- _EXERCISE DESCRIPTION_
Count how many lines contain "portal" and reply with that number only.

- _EXERCISE MATERIAL_
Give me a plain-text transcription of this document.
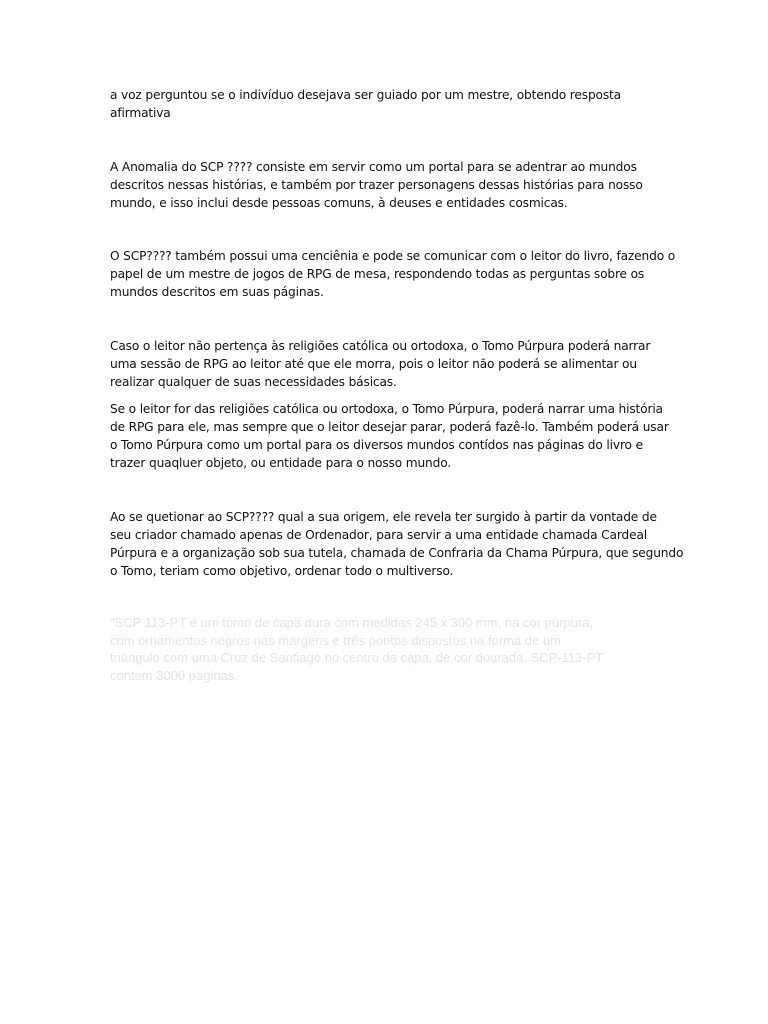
a voz perguntou se o indivíduo desejava ser guiado por um mestre, obtendo resposta
afirmativa

A Anomalia do SCP ???? consiste em servir como um portal para se adentrar ao mundos
descritos nessas histórias, e também por trazer personagens dessas histórias para nosso
mundo, e isso inclui desde pessoas comuns, à deuses e entidades cosmicas.

O SCP???? também possui uma cenciênia e pode se comunicar com o leitor do livro, fazendo o
papel de um mestre de jogos de RPG de mesa, respondendo todas as perguntas sobre os
mundos descritos em suas páginas.

Caso o leitor não pertença às religiões católica ou ortodoxa, o Tomo Púrpura poderá narrar
uma sessão de RPG ao leitor até que ele morra, pois o leitor não poderá se alimentar ou
realizar qualquer de suas necessidades básicas.

Se o leitor for das religiões católica ou ortodoxa, o Tomo Púrpura, poderá narrar uma história
de RPG para ele, mas sempre que o leitor desejar parar, poderá fazê-lo. Também poderá usar
o Tomo Púrpura como um portal para os diversos mundos contídos nas páginas do livro e
trazer quaqluer objeto, ou entidade para o nosso mundo.

Ao se quetionar ao SCP???? qual a sua origem, ele revela ter surgido à partir da vontade de
seu criador chamado apenas de Ordenador, para servir a uma entidade chamada Cardeal
Púrpura e a organização sob sua tutela, chamada de Confraria da Chama Púrpura, que segundo
o Tomo, teriam como objetivo, ordenar todo o multiverso.

"SCP 113-PT é um tomo de capa dura com medidas 245 x 300 mm, na cor púrpura,
com ornamentos negros nas margens e três pontos dispostos na forma de um
triângulo com uma Cruz de Santiago no centro da capa, de cor dourada. SCP-113-PT
contem 3000 páginas.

- _IN RESPONSE_
2